── TASK INPUT ──

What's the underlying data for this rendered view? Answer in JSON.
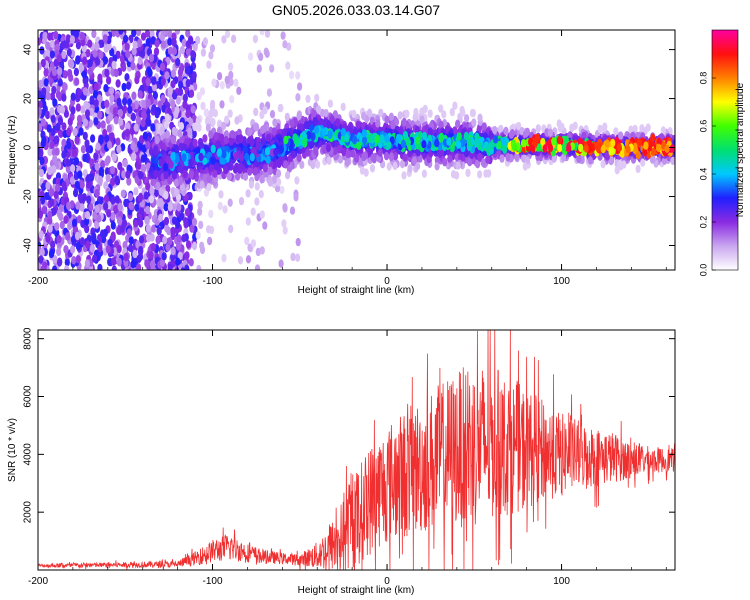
{
  "title": "GN05.2026.033.03.14.G07",
  "colors": {
    "snr_line": "#f03030",
    "frame": "#000000"
  },
  "chart_data": [
    {
      "type": "heatmap",
      "name": "spectrogram",
      "xlabel": "Height of straight line (km)",
      "ylabel": "Frequency (Hz)",
      "xlim": [
        -200,
        165
      ],
      "ylim": [
        -50,
        48
      ],
      "xticks": [
        -200,
        -100,
        0,
        100
      ],
      "xtick_labels": [
        "-200",
        "-100",
        "0",
        "100"
      ],
      "yticks": [
        -40,
        -20,
        0,
        20,
        40
      ],
      "ytick_labels": [
        "-40",
        "-20",
        "0",
        "20",
        "40"
      ],
      "description_series": {
        "name": "Peak frequency track",
        "x": [
          -130,
          -110,
          -90,
          -70,
          -60,
          -50,
          -45,
          -40,
          -30,
          -20,
          -10,
          0,
          20,
          40,
          60,
          80,
          100,
          120,
          140,
          165
        ],
        "y": [
          -6,
          -4,
          -3,
          -2,
          0,
          3,
          5,
          6,
          5,
          3,
          3,
          3,
          2,
          2,
          1,
          1,
          1,
          0,
          0,
          0
        ]
      },
      "colorbar": {
        "label": "Normalized spectral amplitude",
        "range": [
          0,
          1
        ],
        "ticks": [
          0.0,
          0.2,
          0.4,
          0.6,
          0.8
        ],
        "tick_labels": [
          "0.0",
          "0.2",
          "0.4",
          "0.6",
          "0.8"
        ],
        "colormap": [
          "#ffffff",
          "#c9a6f0",
          "#8a2be2",
          "#2020ff",
          "#00c8ff",
          "#00e070",
          "#40ff00",
          "#ffff00",
          "#ff8000",
          "#ff1010",
          "#ff00a0"
        ]
      }
    },
    {
      "type": "line",
      "name": "snr",
      "xlabel": "Height of straight line (km)",
      "ylabel": "SNR (10 * v/v)",
      "xlim": [
        -200,
        165
      ],
      "ylim": [
        0,
        8300
      ],
      "xticks": [
        -200,
        -100,
        0,
        100
      ],
      "xtick_labels": [
        "-200",
        "-100",
        "0",
        "100"
      ],
      "yticks": [
        2000,
        4000,
        6000,
        8000
      ],
      "ytick_labels": [
        "2000",
        "4000",
        "6000",
        "8000"
      ],
      "envelope": {
        "x": [
          -200,
          -150,
          -120,
          -110,
          -100,
          -90,
          -80,
          -70,
          -60,
          -50,
          -40,
          -30,
          -20,
          -10,
          0,
          10,
          20,
          30,
          40,
          50,
          60,
          70,
          80,
          90,
          100,
          110,
          120,
          130,
          140,
          150,
          165
        ],
        "mean": [
          150,
          180,
          200,
          400,
          650,
          800,
          600,
          450,
          400,
          350,
          500,
          900,
          1600,
          2400,
          3000,
          3300,
          3600,
          3900,
          4200,
          4300,
          4400,
          4300,
          4200,
          4100,
          4000,
          4000,
          3900,
          3900,
          3800,
          3800,
          3800
        ],
        "spread": [
          80,
          120,
          150,
          300,
          500,
          600,
          400,
          300,
          250,
          250,
          600,
          1200,
          2000,
          2400,
          2600,
          2800,
          3000,
          3200,
          3400,
          3600,
          3400,
          3000,
          2600,
          2200,
          1800,
          1500,
          1300,
          1100,
          800,
          600,
          500
        ]
      }
    }
  ]
}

───

[AIM OF THE EXERCISE] Reproduce all entries without any change, and omit the pictures.

[RESULT]
What's the underlying data for this rendered view? Answer in JSON.
{
  "title": "GN05.2026.033.03.14.G07",
  "colors": {
    "snr_line": "#f03030",
    "frame": "#000000"
  },
  "chart_data": [
    {
      "type": "heatmap",
      "name": "spectrogram",
      "xlabel": "Height of straight line (km)",
      "ylabel": "Frequency (Hz)",
      "xlim": [
        -200,
        165
      ],
      "ylim": [
        -50,
        48
      ],
      "xticks": [
        -200,
        -100,
        0,
        100
      ],
      "xtick_labels": [
        "-200",
        "-100",
        "0",
        "100"
      ],
      "yticks": [
        -40,
        -20,
        0,
        20,
        40
      ],
      "ytick_labels": [
        "-40",
        "-20",
        "0",
        "20",
        "40"
      ],
      "description_series": {
        "name": "Peak frequency track",
        "x": [
          -130,
          -110,
          -90,
          -70,
          -60,
          -50,
          -45,
          -40,
          -30,
          -20,
          -10,
          0,
          20,
          40,
          60,
          80,
          100,
          120,
          140,
          165
        ],
        "y": [
          -6,
          -4,
          -3,
          -2,
          0,
          3,
          5,
          6,
          5,
          3,
          3,
          3,
          2,
          2,
          1,
          1,
          1,
          0,
          0,
          0
        ]
      },
      "colorbar": {
        "label": "Normalized spectral amplitude",
        "range": [
          0,
          1
        ],
        "ticks": [
          0.0,
          0.2,
          0.4,
          0.6,
          0.8
        ],
        "tick_labels": [
          "0.0",
          "0.2",
          "0.4",
          "0.6",
          "0.8"
        ],
        "colormap": [
          "#ffffff",
          "#c9a6f0",
          "#8a2be2",
          "#2020ff",
          "#00c8ff",
          "#00e070",
          "#40ff00",
          "#ffff00",
          "#ff8000",
          "#ff1010",
          "#ff00a0"
        ]
      }
    },
    {
      "type": "line",
      "name": "snr",
      "xlabel": "Height of straight line (km)",
      "ylabel": "SNR (10 * v/v)",
      "xlim": [
        -200,
        165
      ],
      "ylim": [
        0,
        8300
      ],
      "xticks": [
        -200,
        -100,
        0,
        100
      ],
      "xtick_labels": [
        "-200",
        "-100",
        "0",
        "100"
      ],
      "yticks": [
        2000,
        4000,
        6000,
        8000
      ],
      "ytick_labels": [
        "2000",
        "4000",
        "6000",
        "8000"
      ],
      "envelope": {
        "x": [
          -200,
          -150,
          -120,
          -110,
          -100,
          -90,
          -80,
          -70,
          -60,
          -50,
          -40,
          -30,
          -20,
          -10,
          0,
          10,
          20,
          30,
          40,
          50,
          60,
          70,
          80,
          90,
          100,
          110,
          120,
          130,
          140,
          150,
          165
        ],
        "mean": [
          150,
          180,
          200,
          400,
          650,
          800,
          600,
          450,
          400,
          350,
          500,
          900,
          1600,
          2400,
          3000,
          3300,
          3600,
          3900,
          4200,
          4300,
          4400,
          4300,
          4200,
          4100,
          4000,
          4000,
          3900,
          3900,
          3800,
          3800,
          3800
        ],
        "spread": [
          80,
          120,
          150,
          300,
          500,
          600,
          400,
          300,
          250,
          250,
          600,
          1200,
          2000,
          2400,
          2600,
          2800,
          3000,
          3200,
          3400,
          3600,
          3400,
          3000,
          2600,
          2200,
          1800,
          1500,
          1300,
          1100,
          800,
          600,
          500
        ]
      }
    }
  ]
}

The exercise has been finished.